Stored records:
----------------
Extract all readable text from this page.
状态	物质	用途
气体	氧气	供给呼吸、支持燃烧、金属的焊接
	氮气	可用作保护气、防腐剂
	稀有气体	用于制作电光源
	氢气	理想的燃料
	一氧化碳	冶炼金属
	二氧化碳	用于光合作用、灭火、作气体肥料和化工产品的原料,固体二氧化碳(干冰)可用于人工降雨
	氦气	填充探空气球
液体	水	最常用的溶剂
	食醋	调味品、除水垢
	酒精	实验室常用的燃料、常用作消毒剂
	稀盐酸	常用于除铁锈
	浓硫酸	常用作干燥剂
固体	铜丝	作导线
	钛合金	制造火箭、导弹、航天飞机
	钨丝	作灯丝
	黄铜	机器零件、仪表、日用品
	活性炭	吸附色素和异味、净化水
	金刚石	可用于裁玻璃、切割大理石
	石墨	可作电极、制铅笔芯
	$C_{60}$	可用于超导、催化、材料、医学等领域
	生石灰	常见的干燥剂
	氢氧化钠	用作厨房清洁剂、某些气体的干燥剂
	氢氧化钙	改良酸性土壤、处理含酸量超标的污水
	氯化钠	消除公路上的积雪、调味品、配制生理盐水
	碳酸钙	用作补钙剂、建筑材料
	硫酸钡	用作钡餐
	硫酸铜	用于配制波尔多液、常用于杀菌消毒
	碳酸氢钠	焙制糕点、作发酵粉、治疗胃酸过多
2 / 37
----------------
= GIVEN REQUEST =
Retype all the material above precisely, with no line left out.

= SOLUTION TO THIS EXERCISE =
Extract all readable text from this page.
状态	物质	用途
气体	氧气	供给呼吸、支持燃烧、金属的焊接
	氮气	可用作保护气、防腐剂
	稀有气体	用于制作电光源
	氢气	理想的燃料
	一氧化碳	冶炼金属
	二氧化碳	用于光合作用、灭火、作气体肥料和化工产品的原料,固体二氧化碳(干冰)可用于人工降雨
	氦气	填充探空气球
液体	水	最常用的溶剂
	食醋	调味品、除水垢
	酒精	实验室常用的燃料、常用作消毒剂
	稀盐酸	常用于除铁锈
	浓硫酸	常用作干燥剂
固体	铜丝	作导线
	钛合金	制造火箭、导弹、航天飞机
	钨丝	作灯丝
	黄铜	机器零件、仪表、日用品
	活性炭	吸附色素和异味、净化水
	金刚石	可用于裁玻璃、切割大理石
	石墨	可作电极、制铅笔芯
	$C_{60}$	可用于超导、催化、材料、医学等领域
	生石灰	常见的干燥剂
	氢氧化钠	用作厨房清洁剂、某些气体的干燥剂
	氢氧化钙	改良酸性土壤、处理含酸量超标的污水
	氯化钠	消除公路上的积雪、调味品、配制生理盐水
	碳酸钙	用作补钙剂、建筑材料
	硫酸钡	用作钡餐
	硫酸铜	用于配制波尔多液、常用于杀菌消毒
	碳酸氢钠	焙制糕点、作发酵粉、治疗胃酸过多
2 / 37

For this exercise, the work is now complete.